## PROBLEM DESCRIPTION
Every line below that contains "text" is to be copied.

━━ SOURCE RECORDS ━━

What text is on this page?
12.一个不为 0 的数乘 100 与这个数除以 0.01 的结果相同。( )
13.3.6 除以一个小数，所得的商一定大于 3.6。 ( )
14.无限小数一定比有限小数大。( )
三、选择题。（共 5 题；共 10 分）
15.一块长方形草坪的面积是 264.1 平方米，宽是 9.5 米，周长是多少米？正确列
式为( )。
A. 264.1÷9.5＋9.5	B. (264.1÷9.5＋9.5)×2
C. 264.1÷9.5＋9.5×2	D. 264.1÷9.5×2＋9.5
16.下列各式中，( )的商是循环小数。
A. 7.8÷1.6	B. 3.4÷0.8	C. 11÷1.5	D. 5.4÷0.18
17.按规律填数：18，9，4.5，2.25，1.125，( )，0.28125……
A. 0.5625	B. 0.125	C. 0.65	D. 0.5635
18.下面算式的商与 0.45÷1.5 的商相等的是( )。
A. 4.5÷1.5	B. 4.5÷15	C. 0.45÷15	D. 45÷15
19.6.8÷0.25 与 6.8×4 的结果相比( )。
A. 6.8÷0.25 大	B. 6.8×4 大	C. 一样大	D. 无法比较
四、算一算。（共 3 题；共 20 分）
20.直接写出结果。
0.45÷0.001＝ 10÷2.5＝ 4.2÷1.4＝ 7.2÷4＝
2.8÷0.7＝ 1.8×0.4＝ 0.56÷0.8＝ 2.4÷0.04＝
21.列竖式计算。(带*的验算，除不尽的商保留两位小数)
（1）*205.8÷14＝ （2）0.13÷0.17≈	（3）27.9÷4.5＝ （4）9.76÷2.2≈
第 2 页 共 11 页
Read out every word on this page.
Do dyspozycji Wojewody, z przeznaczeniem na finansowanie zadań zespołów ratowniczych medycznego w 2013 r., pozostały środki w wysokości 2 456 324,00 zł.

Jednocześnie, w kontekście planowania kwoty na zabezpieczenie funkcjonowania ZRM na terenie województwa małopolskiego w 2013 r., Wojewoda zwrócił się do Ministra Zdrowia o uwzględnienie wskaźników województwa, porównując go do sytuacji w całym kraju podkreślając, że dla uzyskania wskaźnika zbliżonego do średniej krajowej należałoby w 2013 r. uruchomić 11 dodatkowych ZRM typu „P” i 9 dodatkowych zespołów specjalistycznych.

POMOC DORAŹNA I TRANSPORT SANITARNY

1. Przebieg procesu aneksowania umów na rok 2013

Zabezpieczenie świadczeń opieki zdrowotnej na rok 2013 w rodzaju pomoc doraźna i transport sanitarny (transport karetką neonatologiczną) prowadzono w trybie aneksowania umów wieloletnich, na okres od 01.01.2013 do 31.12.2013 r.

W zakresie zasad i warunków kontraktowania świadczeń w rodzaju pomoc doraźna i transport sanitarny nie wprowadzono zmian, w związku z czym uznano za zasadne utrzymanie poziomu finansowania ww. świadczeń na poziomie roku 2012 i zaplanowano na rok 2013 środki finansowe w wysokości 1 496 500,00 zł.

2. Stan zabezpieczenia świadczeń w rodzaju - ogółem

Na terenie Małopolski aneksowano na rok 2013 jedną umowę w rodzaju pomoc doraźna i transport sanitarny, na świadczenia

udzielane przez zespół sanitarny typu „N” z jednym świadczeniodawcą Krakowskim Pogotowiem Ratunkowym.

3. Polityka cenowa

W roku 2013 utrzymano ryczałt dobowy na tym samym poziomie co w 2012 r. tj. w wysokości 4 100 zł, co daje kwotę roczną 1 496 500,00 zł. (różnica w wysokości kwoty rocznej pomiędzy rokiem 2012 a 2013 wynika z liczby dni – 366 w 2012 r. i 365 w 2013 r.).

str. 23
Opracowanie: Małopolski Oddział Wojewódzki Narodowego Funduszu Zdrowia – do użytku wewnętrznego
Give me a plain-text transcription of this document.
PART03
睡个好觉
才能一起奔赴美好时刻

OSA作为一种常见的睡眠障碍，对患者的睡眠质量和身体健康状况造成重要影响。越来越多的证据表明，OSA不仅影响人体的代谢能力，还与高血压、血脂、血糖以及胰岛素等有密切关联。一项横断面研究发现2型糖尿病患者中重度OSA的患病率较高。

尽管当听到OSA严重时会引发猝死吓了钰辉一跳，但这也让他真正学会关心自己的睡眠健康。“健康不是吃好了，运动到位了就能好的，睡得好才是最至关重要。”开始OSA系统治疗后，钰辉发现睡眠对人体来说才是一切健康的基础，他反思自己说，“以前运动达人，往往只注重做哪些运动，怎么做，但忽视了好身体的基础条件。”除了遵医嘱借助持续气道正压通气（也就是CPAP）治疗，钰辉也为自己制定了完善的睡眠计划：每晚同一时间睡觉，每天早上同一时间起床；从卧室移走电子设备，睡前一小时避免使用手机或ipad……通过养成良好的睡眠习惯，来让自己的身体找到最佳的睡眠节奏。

━━━

## THE ANSWER
What text is on this page?
Give me a plain-text transcription of this document.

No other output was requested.